• Figure content listings
⁂

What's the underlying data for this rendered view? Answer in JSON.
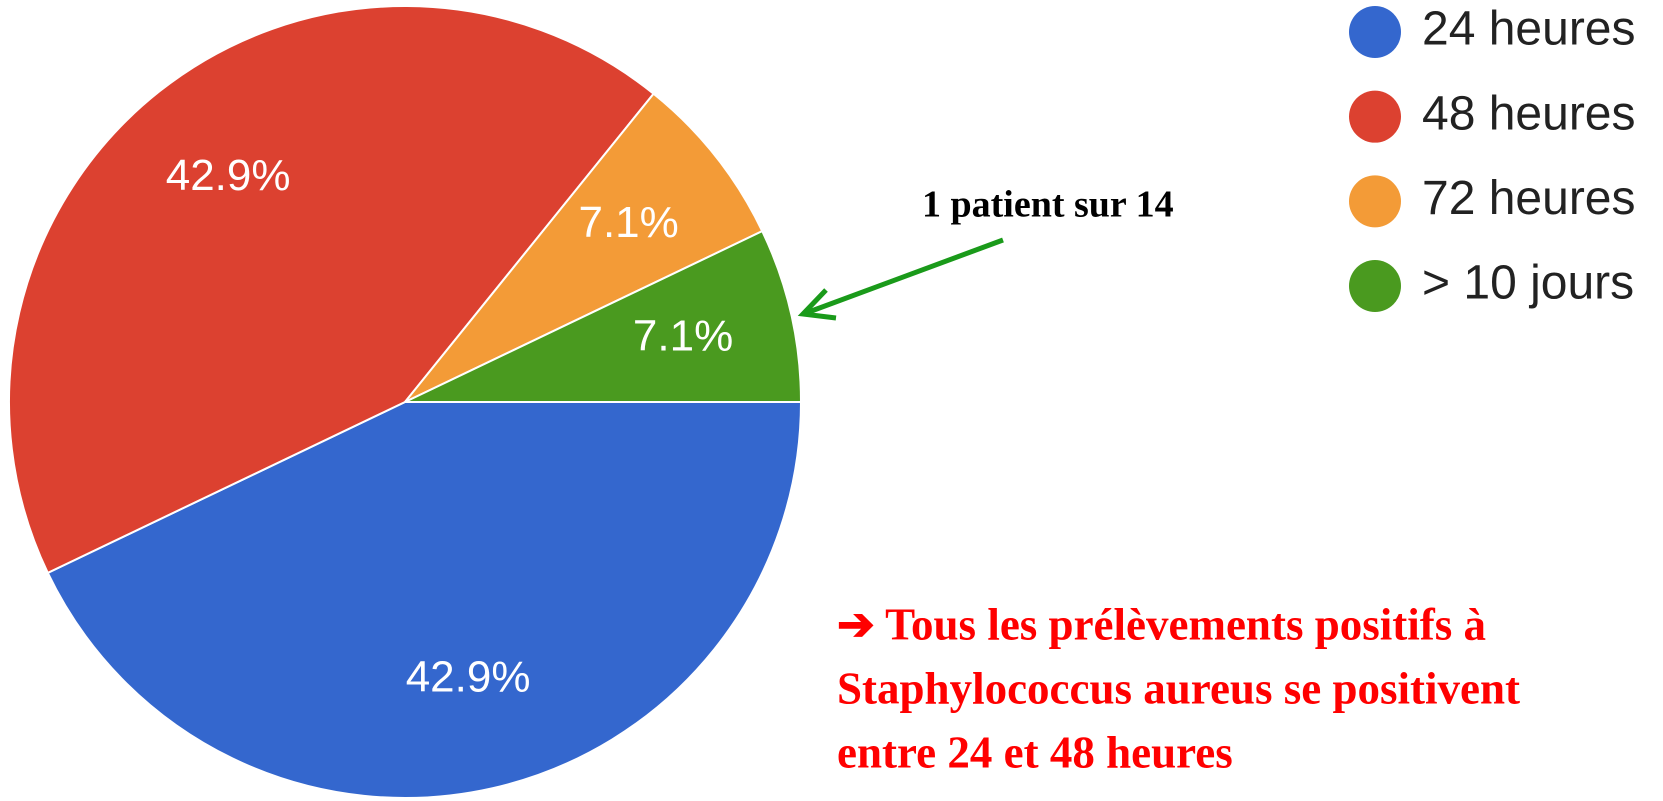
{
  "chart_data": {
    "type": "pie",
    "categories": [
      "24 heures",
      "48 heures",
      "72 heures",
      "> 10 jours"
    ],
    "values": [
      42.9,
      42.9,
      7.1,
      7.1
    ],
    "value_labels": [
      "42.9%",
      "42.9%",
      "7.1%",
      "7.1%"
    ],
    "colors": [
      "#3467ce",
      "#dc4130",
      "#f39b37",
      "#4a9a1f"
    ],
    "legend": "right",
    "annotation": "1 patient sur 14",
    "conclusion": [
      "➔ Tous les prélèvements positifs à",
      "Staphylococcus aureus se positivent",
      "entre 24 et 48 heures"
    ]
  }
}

⁂

• Instructions to follow
Using the records above, list each line that includes "heures".

• Task response
      "24 heures",
      "48 heures",
      "72 heures",
      "entre 24 et 48 heures"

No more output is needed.